--- start of STORED DATA ---
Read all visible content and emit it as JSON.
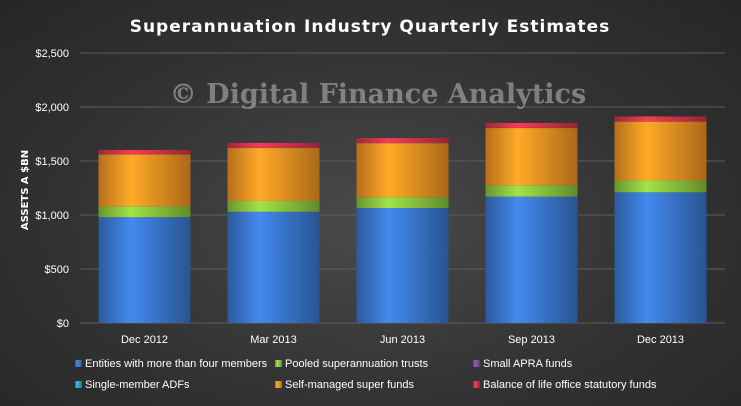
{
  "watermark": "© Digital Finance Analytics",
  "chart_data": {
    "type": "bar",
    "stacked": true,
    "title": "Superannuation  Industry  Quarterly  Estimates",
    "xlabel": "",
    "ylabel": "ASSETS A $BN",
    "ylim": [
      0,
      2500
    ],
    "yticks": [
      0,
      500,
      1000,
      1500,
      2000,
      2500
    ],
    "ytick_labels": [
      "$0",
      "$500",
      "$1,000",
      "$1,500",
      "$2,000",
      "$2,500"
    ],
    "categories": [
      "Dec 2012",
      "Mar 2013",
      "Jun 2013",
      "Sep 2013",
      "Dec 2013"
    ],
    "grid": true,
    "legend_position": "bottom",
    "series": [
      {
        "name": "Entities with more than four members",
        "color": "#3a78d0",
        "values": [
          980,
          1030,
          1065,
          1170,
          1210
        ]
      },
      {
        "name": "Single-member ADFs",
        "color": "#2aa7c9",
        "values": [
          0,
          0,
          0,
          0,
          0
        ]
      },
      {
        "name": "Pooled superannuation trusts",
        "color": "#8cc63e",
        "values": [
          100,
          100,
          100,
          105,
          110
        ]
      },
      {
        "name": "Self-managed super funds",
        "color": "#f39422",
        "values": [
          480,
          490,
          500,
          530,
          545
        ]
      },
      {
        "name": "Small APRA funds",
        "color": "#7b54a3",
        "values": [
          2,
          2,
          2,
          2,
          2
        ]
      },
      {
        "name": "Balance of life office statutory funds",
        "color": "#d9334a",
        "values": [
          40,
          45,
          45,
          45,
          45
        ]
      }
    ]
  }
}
--- end of STORED DATA ---
--- start of STORED DATA ---
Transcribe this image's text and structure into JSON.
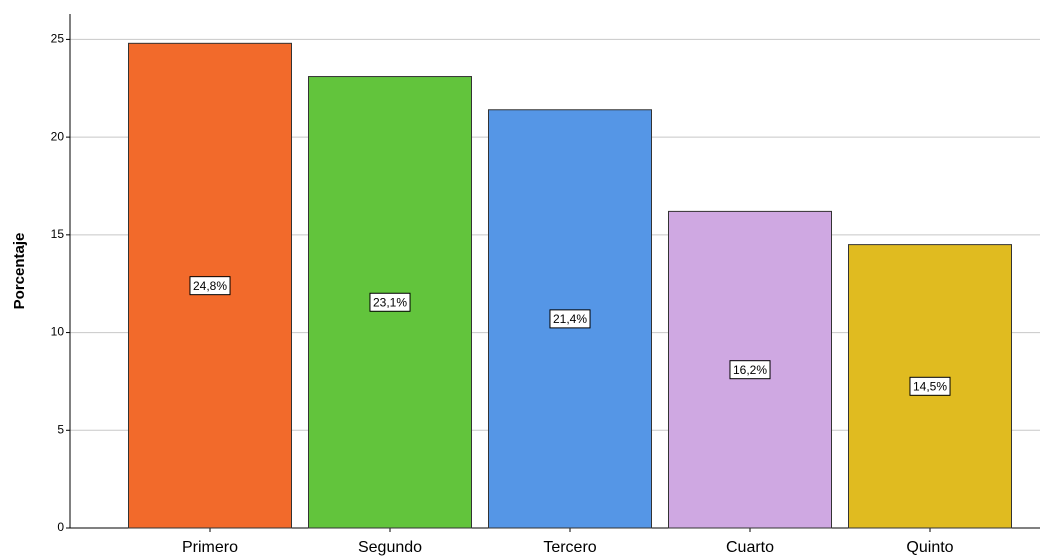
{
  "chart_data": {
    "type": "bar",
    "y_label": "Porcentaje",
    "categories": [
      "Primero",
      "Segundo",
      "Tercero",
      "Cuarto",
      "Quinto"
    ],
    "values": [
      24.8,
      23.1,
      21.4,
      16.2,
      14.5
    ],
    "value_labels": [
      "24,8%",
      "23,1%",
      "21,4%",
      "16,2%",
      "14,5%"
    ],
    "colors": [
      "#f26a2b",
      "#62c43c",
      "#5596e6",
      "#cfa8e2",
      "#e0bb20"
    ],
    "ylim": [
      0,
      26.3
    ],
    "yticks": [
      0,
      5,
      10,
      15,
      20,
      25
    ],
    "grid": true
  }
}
--- end of STORED DATA ---
### GIVEN INSTRUCTION
In the entries above, find each line with the word "JSON" and copy it.

### CORRECT ANSWER
Read all visible content and emit it as JSON.
Transcribe this image's text and structure into JSON.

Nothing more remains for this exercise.